** BEGIN **
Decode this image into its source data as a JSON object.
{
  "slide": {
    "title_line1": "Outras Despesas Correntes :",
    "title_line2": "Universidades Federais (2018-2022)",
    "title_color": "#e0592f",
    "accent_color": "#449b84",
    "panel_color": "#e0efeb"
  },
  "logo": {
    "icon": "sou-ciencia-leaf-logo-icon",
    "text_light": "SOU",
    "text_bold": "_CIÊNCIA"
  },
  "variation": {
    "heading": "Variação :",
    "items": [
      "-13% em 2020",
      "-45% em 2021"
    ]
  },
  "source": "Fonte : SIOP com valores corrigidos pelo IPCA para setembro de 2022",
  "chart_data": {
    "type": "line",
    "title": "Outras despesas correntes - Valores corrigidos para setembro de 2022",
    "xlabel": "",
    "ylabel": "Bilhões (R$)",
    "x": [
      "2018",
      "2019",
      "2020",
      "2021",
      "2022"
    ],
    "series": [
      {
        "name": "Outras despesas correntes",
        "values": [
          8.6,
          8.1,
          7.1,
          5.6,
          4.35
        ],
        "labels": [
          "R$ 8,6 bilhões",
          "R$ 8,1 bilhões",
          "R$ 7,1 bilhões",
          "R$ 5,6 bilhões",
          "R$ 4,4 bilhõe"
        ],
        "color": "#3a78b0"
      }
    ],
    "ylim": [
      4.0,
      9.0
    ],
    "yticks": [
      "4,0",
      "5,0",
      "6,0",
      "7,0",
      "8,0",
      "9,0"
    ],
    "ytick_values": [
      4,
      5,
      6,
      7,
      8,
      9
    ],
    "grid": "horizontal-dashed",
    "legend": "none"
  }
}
** END **
▶ _TASK DETAILS_
Write out the records above again, keeping each one identical to the original.

▶ _EXERCISE OUTPUT_
Decode this image into its source data as a JSON object.
{
  "slide": {
    "title_line1": "Outras Despesas Correntes :",
    "title_line2": "Universidades Federais (2018-2022)",
    "title_color": "#e0592f",
    "accent_color": "#449b84",
    "panel_color": "#e0efeb"
  },
  "logo": {
    "icon": "sou-ciencia-leaf-logo-icon",
    "text_light": "SOU",
    "text_bold": "_CIÊNCIA"
  },
  "variation": {
    "heading": "Variação :",
    "items": [
      "-13% em 2020",
      "-45% em 2021"
    ]
  },
  "source": "Fonte : SIOP com valores corrigidos pelo IPCA para setembro de 2022",
  "chart_data": {
    "type": "line",
    "title": "Outras despesas correntes - Valores corrigidos para setembro de 2022",
    "xlabel": "",
    "ylabel": "Bilhões (R$)",
    "x": [
      "2018",
      "2019",
      "2020",
      "2021",
      "2022"
    ],
    "series": [
      {
        "name": "Outras despesas correntes",
        "values": [
          8.6,
          8.1,
          7.1,
          5.6,
          4.35
        ],
        "labels": [
          "R$ 8,6 bilhões",
          "R$ 8,1 bilhões",
          "R$ 7,1 bilhões",
          "R$ 5,6 bilhões",
          "R$ 4,4 bilhõe"
        ],
        "color": "#3a78b0"
      }
    ],
    "ylim": [
      4.0,
      9.0
    ],
    "yticks": [
      "4,0",
      "5,0",
      "6,0",
      "7,0",
      "8,0",
      "9,0"
    ],
    "ytick_values": [
      4,
      5,
      6,
      7,
      8,
      9
    ],
    "grid": "horizontal-dashed",
    "legend": "none"
  }
}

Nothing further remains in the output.